## Written exercise
Your task is to repeat the entries exactly. Leave the pictures out.

======== Extracted records ========

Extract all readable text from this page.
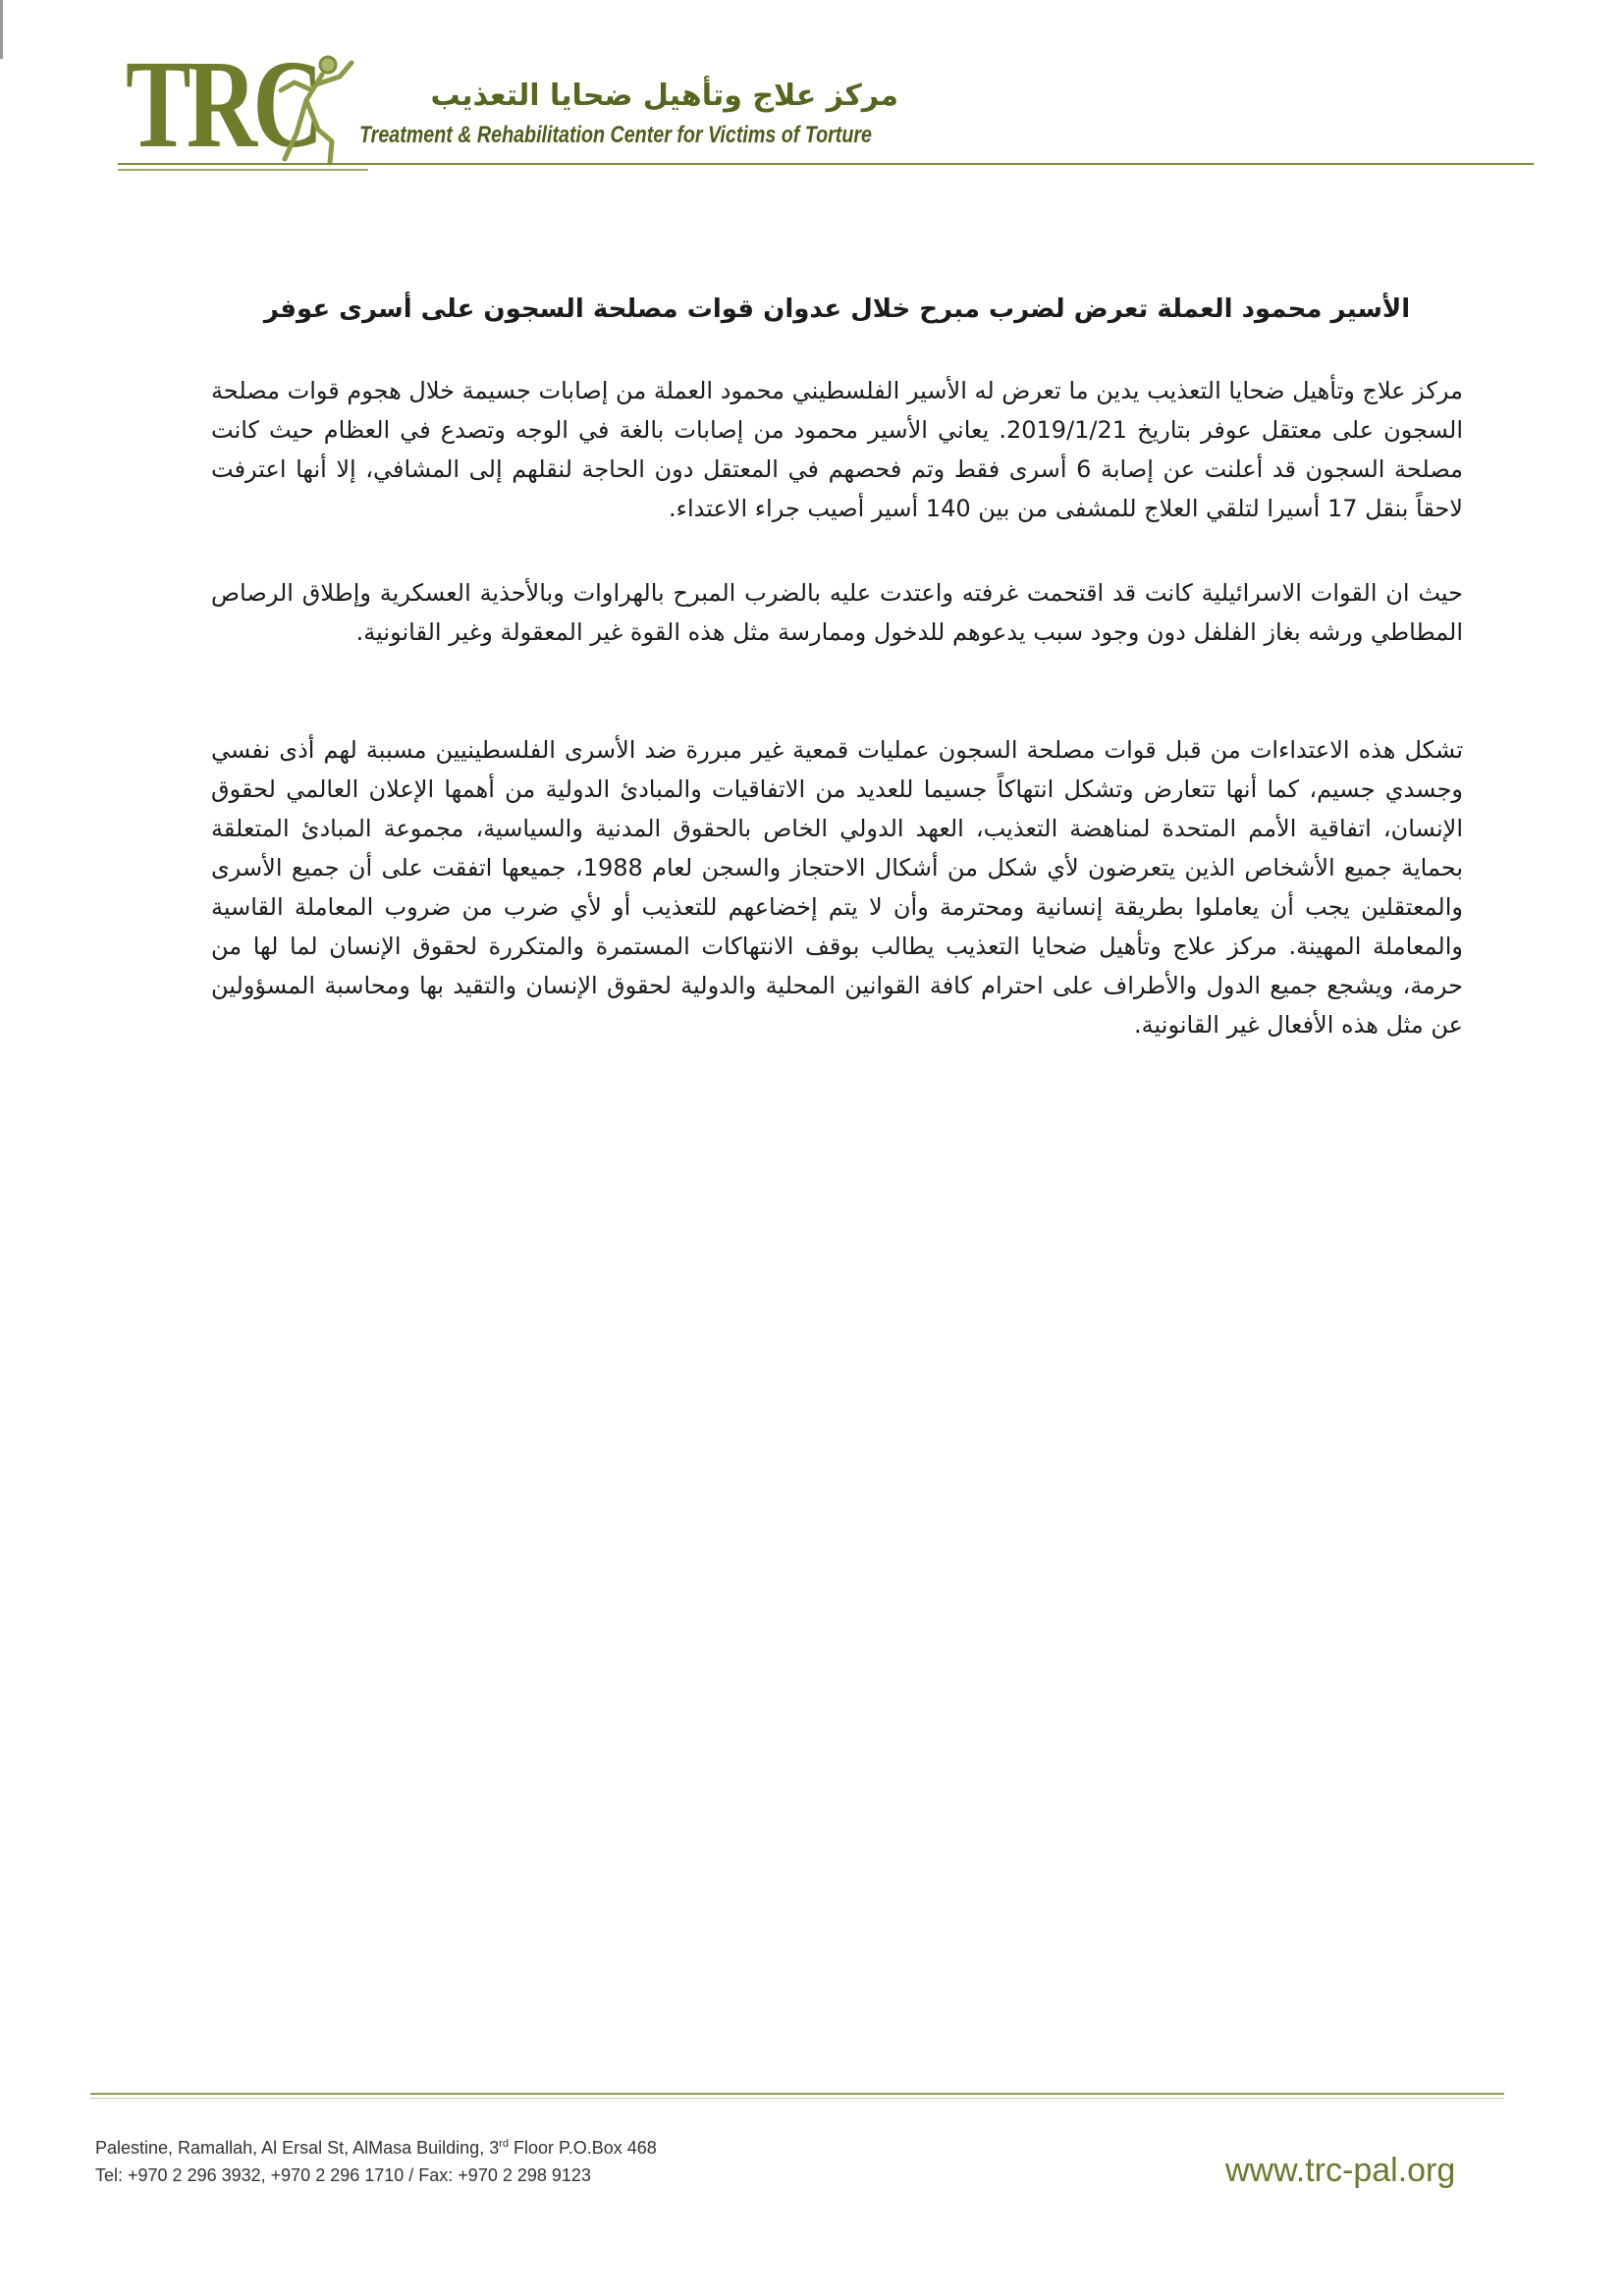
TRC	مركز علاج وتأهيل ضحايا التعذيب
Treatment & Rehabilitation Center for Victims of Torture
الأسير محمود العملة تعرض لضرب مبرح خلال عدوان قوات مصلحة السجون على أسرى عوفر

مركز علاج وتأهيل ضحايا التعذيب يدين ما تعرض له الأسير الفلسطيني محمود العملة من إصابات جسيمة خلال هجوم قوات مصلحة السجون على معتقل عوفر بتاريخ 2019/1/21. يعاني الأسير محمود من إصابات بالغة في الوجه وتصدع في العظام حيث كانت مصلحة السجون قد أعلنت عن إصابة 6 أسرى فقط وتم فحصهم في المعتقل دون الحاجة لنقلهم إلى المشافي، إلا أنها اعترفت لاحقاً بنقل 17 أسيرا لتلقي العلاج للمشفى من بين 140 أسير أصيب جراء الاعتداء.

حيث ان القوات الاسرائيلية كانت قد اقتحمت غرفته واعتدت عليه بالضرب المبرح بالهراوات وبالأحذية العسكرية وإطلاق الرصاص المطاطي ورشه بغاز الفلفل دون وجود سبب يدعوهم للدخول وممارسة مثل هذه القوة غير المعقولة وغير القانونية.

تشكل هذه الاعتداءات من قبل قوات مصلحة السجون عمليات قمعية غير مبررة ضد الأسرى الفلسطينيين مسببة لهم أذى نفسي وجسدي جسيم، كما أنها تتعارض وتشكل انتهاكاً جسيما للعديد من الاتفاقيات والمبادئ الدولية من أهمها الإعلان العالمي لحقوق الإنسان، اتفاقية الأمم المتحدة لمناهضة التعذيب، العهد الدولي الخاص بالحقوق المدنية والسياسية، مجموعة المبادئ المتعلقة بحماية جميع الأشخاص الذين يتعرضون لأي شكل من أشكال الاحتجاز والسجن لعام 1988، جميعها اتفقت على أن جميع الأسرى والمعتقلين يجب أن يعاملوا بطريقة إنسانية ومحترمة وأن لا يتم إخضاعهم للتعذيب أو لأي ضرب من ضروب المعاملة القاسية والمعاملة المهينة. مركز علاج وتأهيل ضحايا التعذيب يطالب بوقف الانتهاكات المستمرة والمتكررة لحقوق الإنسان لما لها من حرمة، ويشجع جميع الدول والأطراف على احترام كافة القوانين المحلية والدولية لحقوق الإنسان والتقيد بها ومحاسبة المسؤولين عن مثل هذه الأفعال غير القانونية.

Palestine, Ramallah, Al Ersal St, AlMasa Building, 3rd Floor P.O.Box 468
Tel: +970 2 296 3932, +970 2 296 1710 / Fax: +970 2 298 9123	www.trc-pal.org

========

## The response
Extract all readable text from this page.
TRC	مركز علاج وتأهيل ضحايا التعذيب
Treatment & Rehabilitation Center for Victims of Torture
الأسير محمود العملة تعرض لضرب مبرح خلال عدوان قوات مصلحة السجون على أسرى عوفر

مركز علاج وتأهيل ضحايا التعذيب يدين ما تعرض له الأسير الفلسطيني محمود العملة من إصابات جسيمة خلال هجوم قوات مصلحة السجون على معتقل عوفر بتاريخ 2019/1/21. يعاني الأسير محمود من إصابات بالغة في الوجه وتصدع في العظام حيث كانت مصلحة السجون قد أعلنت عن إصابة 6 أسرى فقط وتم فحصهم في المعتقل دون الحاجة لنقلهم إلى المشافي، إلا أنها اعترفت لاحقاً بنقل 17 أسيرا لتلقي العلاج للمشفى من بين 140 أسير أصيب جراء الاعتداء.

حيث ان القوات الاسرائيلية كانت قد اقتحمت غرفته واعتدت عليه بالضرب المبرح بالهراوات وبالأحذية العسكرية وإطلاق الرصاص المطاطي ورشه بغاز الفلفل دون وجود سبب يدعوهم للدخول وممارسة مثل هذه القوة غير المعقولة وغير القانونية.

تشكل هذه الاعتداءات من قبل قوات مصلحة السجون عمليات قمعية غير مبررة ضد الأسرى الفلسطينيين مسببة لهم أذى نفسي وجسدي جسيم، كما أنها تتعارض وتشكل انتهاكاً جسيما للعديد من الاتفاقيات والمبادئ الدولية من أهمها الإعلان العالمي لحقوق الإنسان، اتفاقية الأمم المتحدة لمناهضة التعذيب، العهد الدولي الخاص بالحقوق المدنية والسياسية، مجموعة المبادئ المتعلقة بحماية جميع الأشخاص الذين يتعرضون لأي شكل من أشكال الاحتجاز والسجن لعام 1988، جميعها اتفقت على أن جميع الأسرى والمعتقلين يجب أن يعاملوا بطريقة إنسانية ومحترمة وأن لا يتم إخضاعهم للتعذيب أو لأي ضرب من ضروب المعاملة القاسية والمعاملة المهينة. مركز علاج وتأهيل ضحايا التعذيب يطالب بوقف الانتهاكات المستمرة والمتكررة لحقوق الإنسان لما لها من حرمة، ويشجع جميع الدول والأطراف على احترام كافة القوانين المحلية والدولية لحقوق الإنسان والتقيد بها ومحاسبة المسؤولين عن مثل هذه الأفعال غير القانونية.

Palestine, Ramallah, Al Ersal St, AlMasa Building, 3rd Floor P.O.Box 468
Tel: +970 2 296 3932, +970 2 296 1710 / Fax: +970 2 298 9123	www.trc-pal.org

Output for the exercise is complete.